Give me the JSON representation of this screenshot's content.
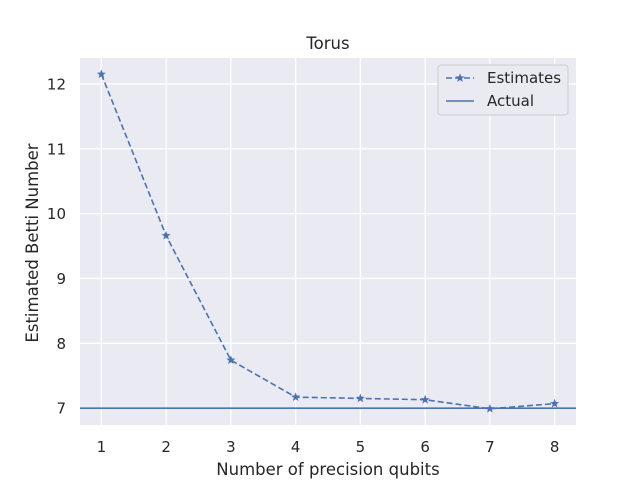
{
  "chart_data": {
    "type": "line",
    "title": "Torus",
    "xlabel": "Number of precision qubits",
    "ylabel": "Estimated Betti Number",
    "x": [
      1,
      2,
      3,
      4,
      5,
      6,
      7,
      8
    ],
    "xticks": [
      "1",
      "2",
      "3",
      "4",
      "5",
      "6",
      "7",
      "8"
    ],
    "yticks": [
      "7",
      "8",
      "9",
      "10",
      "11",
      "12"
    ],
    "xlim": [
      0.67,
      8.33
    ],
    "ylim": [
      6.74,
      12.4
    ],
    "grid": true,
    "legend_position": "top-right",
    "series": [
      {
        "name": "Estimates",
        "style": "dashed-star",
        "color": "#4c72b0",
        "values": [
          12.15,
          9.66,
          7.74,
          7.17,
          7.15,
          7.13,
          6.99,
          7.07
        ]
      },
      {
        "name": "Actual",
        "style": "solid-hline",
        "color": "#4c72b0",
        "y": 7
      }
    ]
  },
  "style": {
    "plot_background": "#eaeaf2",
    "grid_color": "#ffffff",
    "series_color": "#4c72b0"
  }
}
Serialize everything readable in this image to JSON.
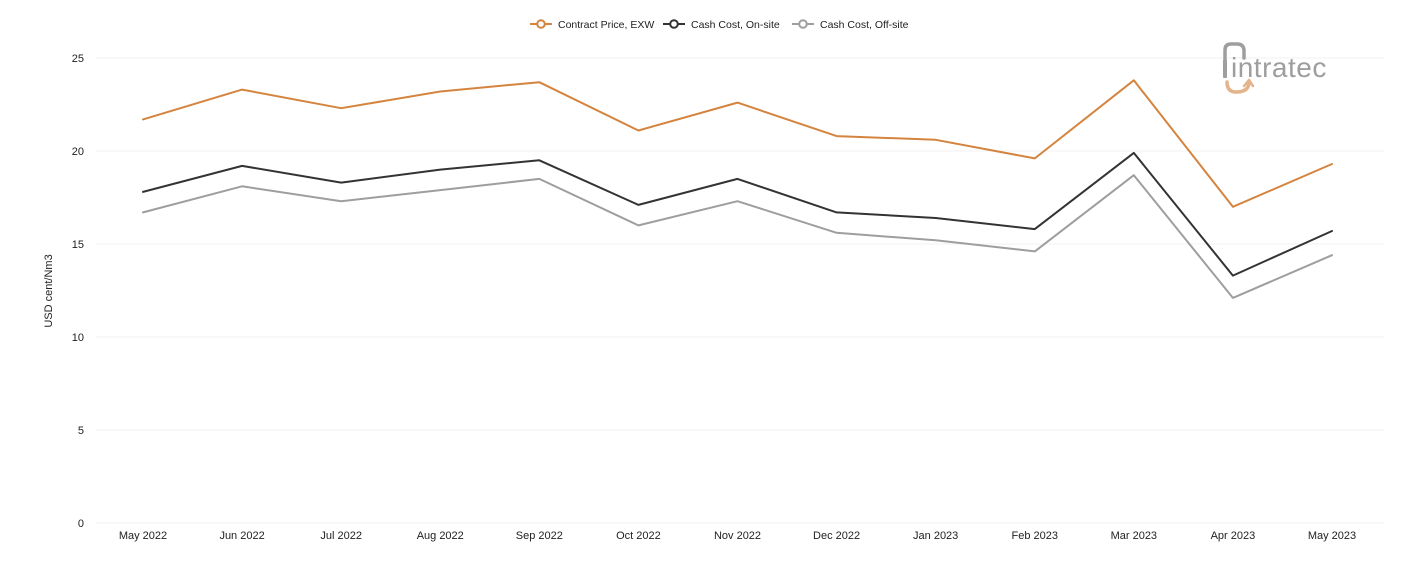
{
  "chart_data": {
    "type": "line",
    "title": "",
    "xlabel": "",
    "ylabel": "USD cent/Nm3",
    "ylim": [
      0,
      25
    ],
    "yticks": [
      0,
      5,
      10,
      15,
      20,
      25
    ],
    "grid": true,
    "legend_position": "top-center",
    "categories": [
      "May 2022",
      "Jun 2022",
      "Jul 2022",
      "Aug 2022",
      "Sep 2022",
      "Oct 2022",
      "Nov 2022",
      "Dec 2022",
      "Jan 2023",
      "Feb 2023",
      "Mar 2023",
      "Apr 2023",
      "May 2023"
    ],
    "series": [
      {
        "name": "Contract Price, EXW",
        "color": "#d4843e",
        "values": [
          21.7,
          23.3,
          22.3,
          23.2,
          23.7,
          21.1,
          22.6,
          20.8,
          20.6,
          19.6,
          23.8,
          17.0,
          19.3
        ]
      },
      {
        "name": "Cash Cost, On-site",
        "color": "#333333",
        "values": [
          17.8,
          19.2,
          18.3,
          19.0,
          19.5,
          17.1,
          18.5,
          16.7,
          16.4,
          15.8,
          19.9,
          13.3,
          15.7
        ]
      },
      {
        "name": "Cash Cost, Off-site",
        "color": "#9e9e9e",
        "values": [
          16.7,
          18.1,
          17.3,
          17.9,
          18.5,
          16.0,
          17.3,
          15.6,
          15.2,
          14.6,
          18.7,
          12.1,
          14.4
        ]
      }
    ]
  },
  "logo": {
    "text": "intratec",
    "brand_gray": "#9e9e9e",
    "brand_orange": "#e3b48c"
  }
}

§ §

TASK REQUIREMENTS:
Output the full set of records above without changing a word, and drop the images.

THE RESULT:
Give me the JSON representation of this screenshot's content.
{
  "chart_data": {
    "type": "line",
    "title": "Torus",
    "xlabel": "Number of precision qubits",
    "ylabel": "Estimated Betti Number",
    "x": [
      1,
      2,
      3,
      4,
      5,
      6,
      7,
      8
    ],
    "xticks": [
      "1",
      "2",
      "3",
      "4",
      "5",
      "6",
      "7",
      "8"
    ],
    "yticks": [
      "7",
      "8",
      "9",
      "10",
      "11",
      "12"
    ],
    "xlim": [
      0.67,
      8.33
    ],
    "ylim": [
      6.74,
      12.4
    ],
    "grid": true,
    "legend_position": "top-right",
    "series": [
      {
        "name": "Estimates",
        "style": "dashed-star",
        "color": "#4c72b0",
        "values": [
          12.15,
          9.66,
          7.74,
          7.17,
          7.15,
          7.13,
          6.99,
          7.07
        ]
      },
      {
        "name": "Actual",
        "style": "solid-hline",
        "color": "#4c72b0",
        "y": 7
      }
    ]
  },
  "style": {
    "plot_background": "#eaeaf2",
    "grid_color": "#ffffff",
    "series_color": "#4c72b0"
  }
}
Serialize everything readable in this image to JSON.
{
  "chart_data": {
    "type": "line",
    "title": "",
    "xlabel": "",
    "ylabel": "USD cent/Nm3",
    "ylim": [
      0,
      25
    ],
    "yticks": [
      0,
      5,
      10,
      15,
      20,
      25
    ],
    "grid": true,
    "legend_position": "top-center",
    "categories": [
      "May 2022",
      "Jun 2022",
      "Jul 2022",
      "Aug 2022",
      "Sep 2022",
      "Oct 2022",
      "Nov 2022",
      "Dec 2022",
      "Jan 2023",
      "Feb 2023",
      "Mar 2023",
      "Apr 2023",
      "May 2023"
    ],
    "series": [
      {
        "name": "Contract Price, EXW",
        "color": "#d4843e",
        "values": [
          21.7,
          23.3,
          22.3,
          23.2,
          23.7,
          21.1,
          22.6,
          20.8,
          20.6,
          19.6,
          23.8,
          17.0,
          19.3
        ]
      },
      {
        "name": "Cash Cost, On-site",
        "color": "#333333",
        "values": [
          17.8,
          19.2,
          18.3,
          19.0,
          19.5,
          17.1,
          18.5,
          16.7,
          16.4,
          15.8,
          19.9,
          13.3,
          15.7
        ]
      },
      {
        "name": "Cash Cost, Off-site",
        "color": "#9e9e9e",
        "values": [
          16.7,
          18.1,
          17.3,
          17.9,
          18.5,
          16.0,
          17.3,
          15.6,
          15.2,
          14.6,
          18.7,
          12.1,
          14.4
        ]
      }
    ]
  },
  "logo": {
    "text": "intratec",
    "brand_gray": "#9e9e9e",
    "brand_orange": "#e3b48c"
  }
}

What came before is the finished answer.